*Given instruction*:
Tally the lines below that contain the word "Tables", and give only that number.

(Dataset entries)

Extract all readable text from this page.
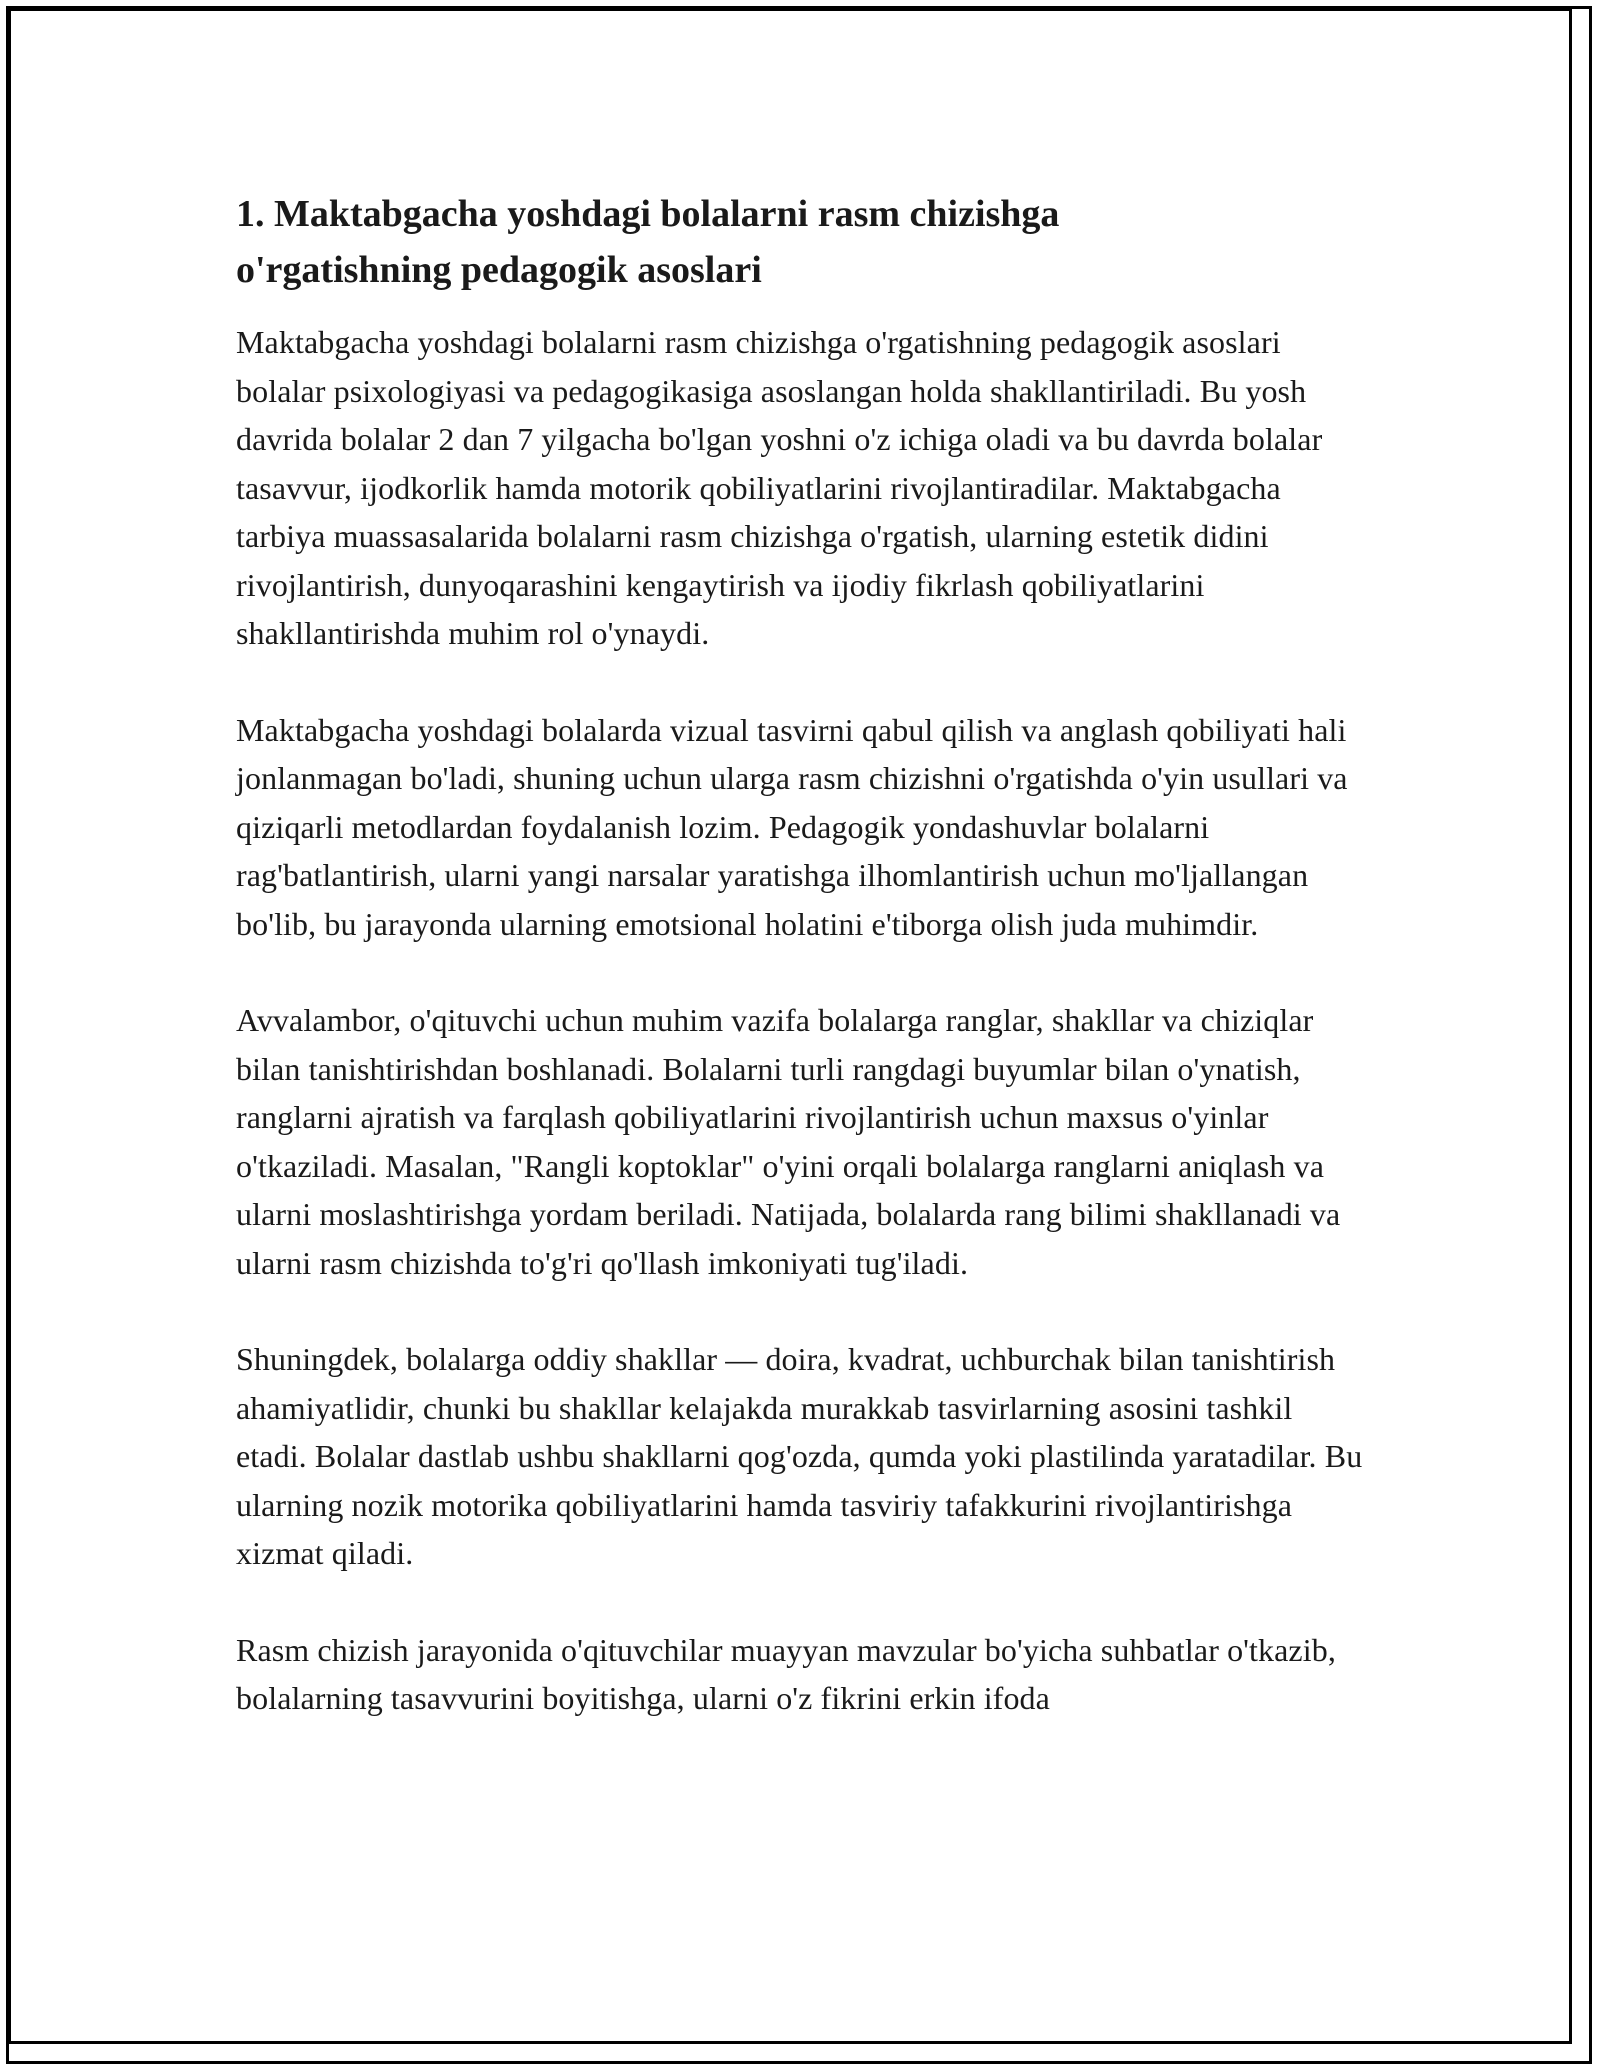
1. Maktabgacha yoshdagi bolalarni rasm chizishga o'rgatishning pedagogik asoslari

Maktabgacha yoshdagi bolalarni rasm chizishga o'rgatishning pedagogik asoslari bolalar psixologiyasi va pedagogikasiga asoslangan holda shakllantiriladi. Bu yosh davrida bolalar 2 dan 7 yilgacha bo'lgan yoshni o'z ichiga oladi va bu davrda bolalar tasavvur, ijodkorlik hamda motorik qobiliyatlarini rivojlantiradilar. Maktabgacha tarbiya muassasalarida bolalarni rasm chizishga o'rgatish, ularning estetik didini rivojlantirish, dunyoqarashini kengaytirish va ijodiy fikrlash qobiliyatlarini shakllantirishda muhim rol o'ynaydi.

Maktabgacha yoshdagi bolalarda vizual tasvirni qabul qilish va anglash qobiliyati hali jonlanmagan bo'ladi, shuning uchun ularga rasm chizishni o'rgatishda o'yin usullari va qiziqarli metodlardan foydalanish lozim. Pedagogik yondashuvlar bolalarni rag'batlantirish, ularni yangi narsalar yaratishga ilhomlantirish uchun mo'ljallangan bo'lib, bu jarayonda ularning emotsional holatini e'tiborga olish juda muhimdir.

Avvalambor, o'qituvchi uchun muhim vazifa bolalarga ranglar, shakllar va chiziqlar bilan tanishtirishdan boshlanadi. Bolalarni turli rangdagi buyumlar bilan o'ynatish, ranglarni ajratish va farqlash qobiliyatlarini rivojlantirish uchun maxsus o'yinlar o'tkaziladi. Masalan, "Rangli koptoklar" o'yini orqali bolalarga ranglarni aniqlash va ularni moslashtirishga yordam beriladi. Natijada, bolalarda rang bilimi shakllanadi va ularni rasm chizishda to'g'ri qo'llash imkoniyati tug'iladi.

Shuningdek, bolalarga oddiy shakllar — doira, kvadrat, uchburchak bilan tanishtirish ahamiyatlidir, chunki bu shakllar kelajakda murakkab tasvirlarning asosini tashkil etadi. Bolalar dastlab ushbu shakllarni qog'ozda, qumda yoki plastilinda yaratadilar. Bu ularning nozik motorika qobiliyatlarini hamda tasviriy tafakkurini rivojlantirishga xizmat qiladi.

Rasm chizish jarayonida o'qituvchilar muayyan mavzular bo'yicha suhbatlar o'tkazib, bolalarning tasavvurini boyitishga, ularni o'z fikrini erkin ifoda
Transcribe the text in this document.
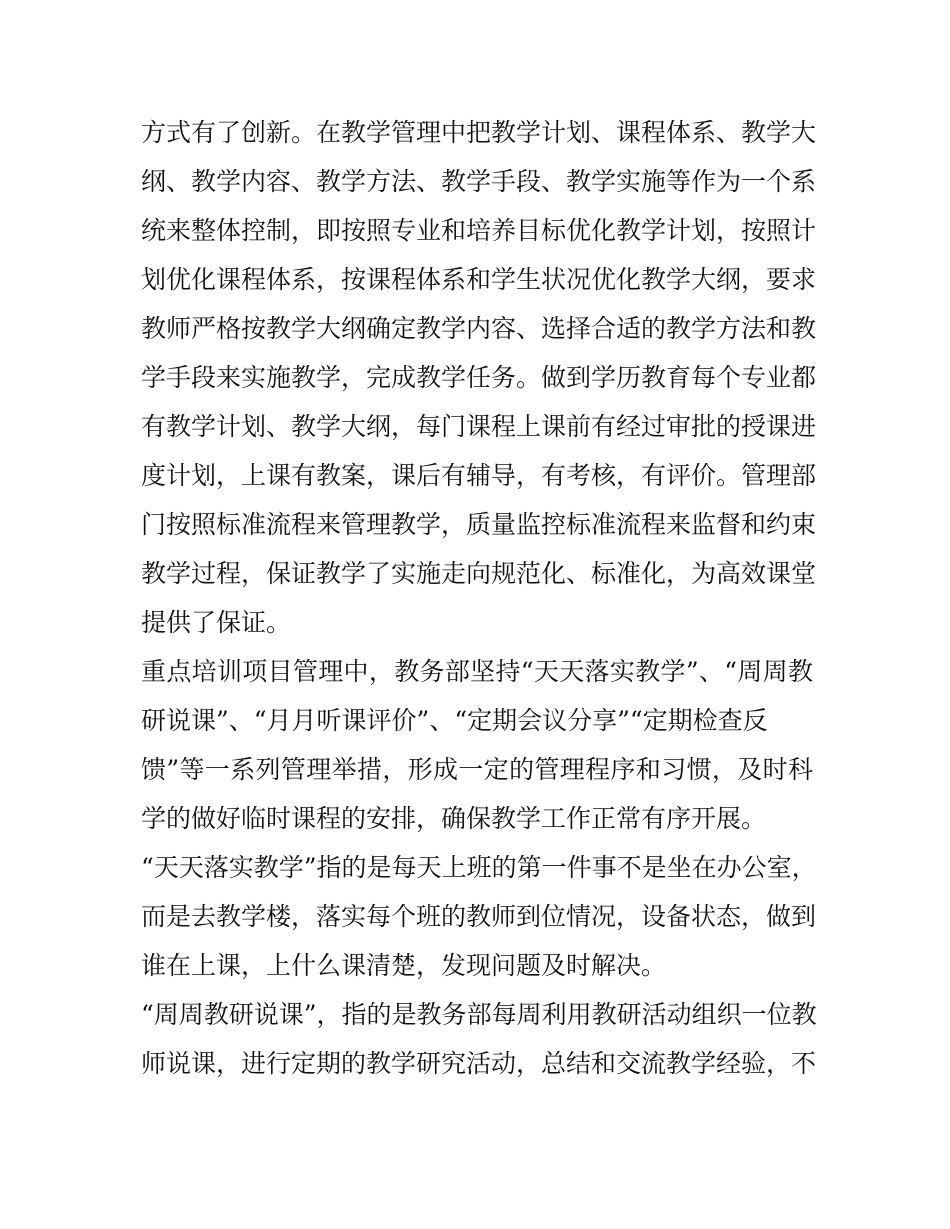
方式有了创新。在教学管理中把教学计划、课程体系、教学大
纲、教学内容、教学方法、教学手段、教学实施等作为一个系
统来整体控制，即按照专业和培养目标优化教学计划，按照计
划优化课程体系，按课程体系和学生状况优化教学大纲，要求
教师严格按教学大纲确定教学内容、选择合适的教学方法和教
学手段来实施教学，完成教学任务。做到学历教育每个专业都
有教学计划、教学大纲，每门课程上课前有经过审批的授课进
度计划，上课有教案，课后有辅导，有考核，有评价。管理部
门按照标准流程来管理教学，质量监控标准流程来监督和约束
教学过程，保证教学了实施走向规范化、标准化，为高效课堂
提供了保证。
重点培训项目管理中，教务部坚持“天天落实教学”、“周周教
研说课”、“月月听课评价”、“定期会议分享”“定期检查反
馈”等一系列管理举措，形成一定的管理程序和习惯，及时科
学的做好临时课程的安排，确保教学工作正常有序开展。
“天天落实教学”指的是每天上班的第一件事不是坐在办公室，
而是去教学楼，落实每个班的教师到位情况，设备状态，做到
谁在上课，上什么课清楚，发现问题及时解决。
“周周教研说课”，指的是教务部每周利用教研活动组织一位教
师说课，进行定期的教学研究活动，总结和交流教学经验，不
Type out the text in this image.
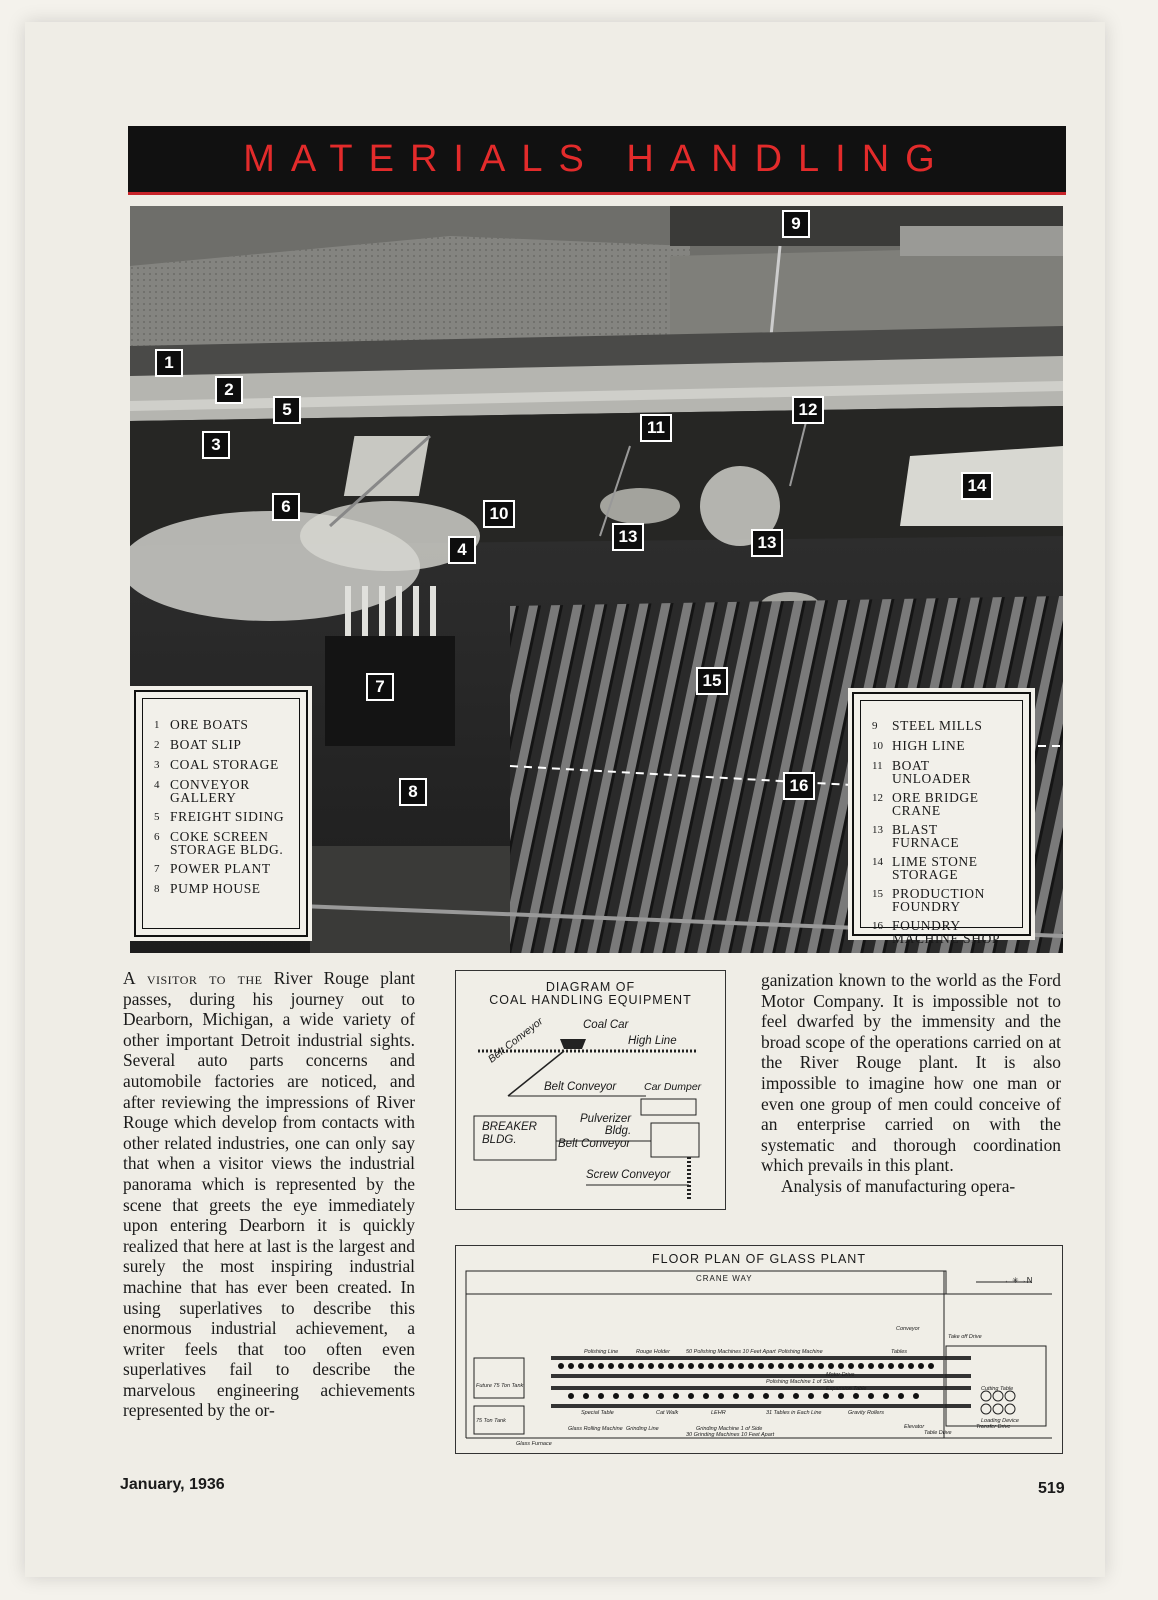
MATERIALS HANDLING
1
2
3
4
5
6
7
8
9
10
11
12
13	13
14
15
16
1 ORE BOATS
2 BOAT SLIP
3 COAL STORAGE
4 CONVEYOR
GALLERY
5 FREIGHT SIDING
6 COKE SCREEN
STORAGE BLDG.
7 POWER PLANT
8 PUMP HOUSE
9	STEEL MILLS
10 HIGH LINE
11 BOAT
UNLOADER
12 ORE BRIDGE
CRANE
13 BLAST
FURNACE
14 LIME STONE
STORAGE
15 PRODUCTION
FOUNDRY
16 FOUNDRY
MACHINE SHOP

A visitor to the River Rouge plant passes, during his journey out to Dearborn, Michigan, a wide variety of other important Detroit industrial sights. Several auto parts concerns and automobile factories are noticed, and after reviewing the impressions of River Rouge which develop from contacts with other related industries, one can only say that when a visitor views the industrial panorama which is represented by the scene that greets the eye immediately upon entering Dearborn it is quickly realized that here at last is the largest and surely the most inspiring industrial machine that has ever been created. In using superlatives to describe this enormous industrial achievement, a writer feels that too often even superlatives fail to describe the marvelous engineering achievements represented by the or-

DIAGRAM OF
COAL HANDLING EQUIPMENT
Coal Car
High Line
Belt Conveyor
Belt Conveyor	Car Dumper
BREAKER
BLDG.
Pulverizer
Bldg.
Belt Conveyor
Screw Conveyor

ganization known to the world as the Ford Motor Company. It is impossible not to feel dwarfed by the immensity and the broad scope of the operations carried on at the River Rouge plant. It is also impossible to imagine how one man or even one group of men could conceive of an enterprise carried on with the systematic and thorough coordination which prevails in this plant.

Analysis of manufacturing opera-

FLOOR PLAN OF GLASS PLANT
CRANE WAY
Polishing Line	Rouge Holder	50 Polishing Machines 10 Feet Apart Polishing Machine
Polishing Machine 1 of Side
Tables
Take off Drive
Conveyor
Future 75 Ton Tank
75 Ton Tank
Glass Furnace
Glass Rolling Machine Grinding Line
Special Table	Cat Walk	LEHR	31 Tables in Each Line	Gravity Rollers
Elevator
Table Drive
Transfer Drive
30 Grinding Machines 10 Feet Apart
Grinding Machine 1 of Side
Motor Drive
Expansion Table
Loading Device
Cutting Table
←✳→N
January, 1936	519
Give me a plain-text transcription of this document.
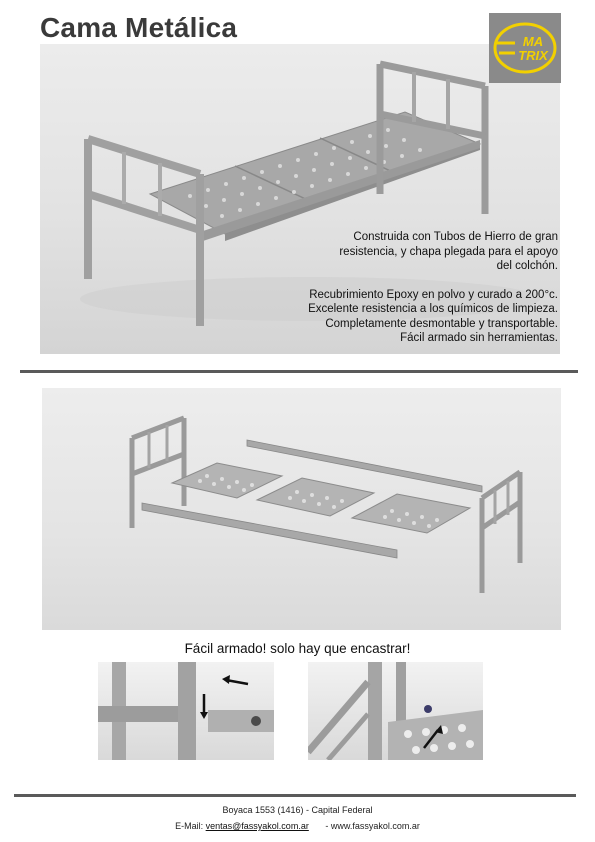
Cama Metálica

Construida con Tubos de Hierro de gran

resistencia, y chapa plegada para el apoyo

del colchón.

Recubrimiento Epoxy en polvo y curado a 200°c.

Excelente resistencia a los químicos de limpieza.

Completamente desmontable y transportable.

Fácil armado sin herramientas.

MA
TRIX
Fácil armado! solo hay que encastrar!
Boyaca 1553 (1416) - Capital Federal
E-Mail: ventas@fassyakol.com.ar - www.fassyakol.com.ar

*Reply*:
2